--- start Supplied material ---

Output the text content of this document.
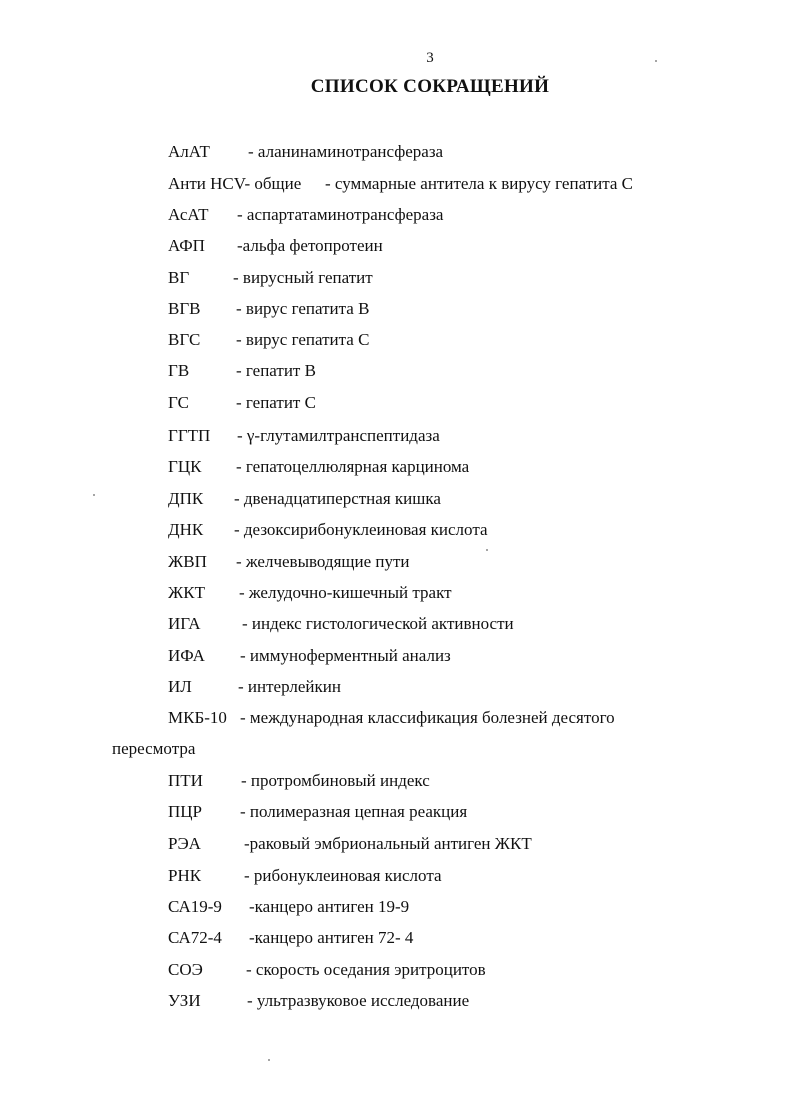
3
СПИСОК СОКРАЩЕНИЙ
АлАТ - аланинаминотрансфераза
Анти HCV- общие - суммарные антитела к вирусу гепатита С
АсАТ - аспартатаминотрансфераза
АФП -альфа фетопротеин
ВГ	- вирусный гепатит
ВГВ - вирус гепатита В
ВГС - вирус гепатита С
ГВ	- гепатит В
ГС	- гепатит С
ГГТП - γ-глутамилтранспептидаза
ГЦК - гепатоцеллюлярная карцинома
ДПК - двенадцатиперстная кишка
ДНК - дезоксирибонуклеиновая кислота
ЖВП - желчевыводящие пути
ЖКТ - желудочно-кишечный тракт
ИГА - индекс гистологической активности
ИФА - иммуноферментный анализ
ИЛ	- интерлейкин
МКБ-10 - международная классификация болезней десятого
пересмотра
ПТИ - протромбиновый индекс
ПЦР - полимеразная цепная реакция
РЭА	-раковый эмбриональный антиген ЖКТ
РНК	- рибонуклеиновая кислота
СА19-9 -канцеро антиген 19-9
СА72-4 -канцеро антиген 72- 4
СОЭ	- скорость оседания эритроцитов
УЗИ	- ультразвуковое исследование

--- end Supplied material ---

» **Your goal**:
All of the records need repeating exactly, except for the pictures.

» **Output of the exercise**:
Output the text content of this document.
3
СПИСОК СОКРАЩЕНИЙ
АлАТ - аланинаминотрансфераза
Анти HCV- общие - суммарные антитела к вирусу гепатита С
АсАТ - аспартатаминотрансфераза
АФП -альфа фетопротеин
ВГ	- вирусный гепатит
ВГВ - вирус гепатита В
ВГС - вирус гепатита С
ГВ	- гепатит В
ГС	- гепатит С
ГГТП - γ-глутамилтранспептидаза
ГЦК - гепатоцеллюлярная карцинома
ДПК - двенадцатиперстная кишка
ДНК - дезоксирибонуклеиновая кислота
ЖВП - желчевыводящие пути
ЖКТ - желудочно-кишечный тракт
ИГА - индекс гистологической активности
ИФА - иммуноферментный анализ
ИЛ	- интерлейкин
МКБ-10 - международная классификация болезней десятого
пересмотра
ПТИ - протромбиновый индекс
ПЦР - полимеразная цепная реакция
РЭА	-раковый эмбриональный антиген ЖКТ
РНК	- рибонуклеиновая кислота
СА19-9 -канцеро антиген 19-9
СА72-4 -канцеро антиген 72- 4
СОЭ	- скорость оседания эритроцитов
УЗИ	- ультразвуковое исследование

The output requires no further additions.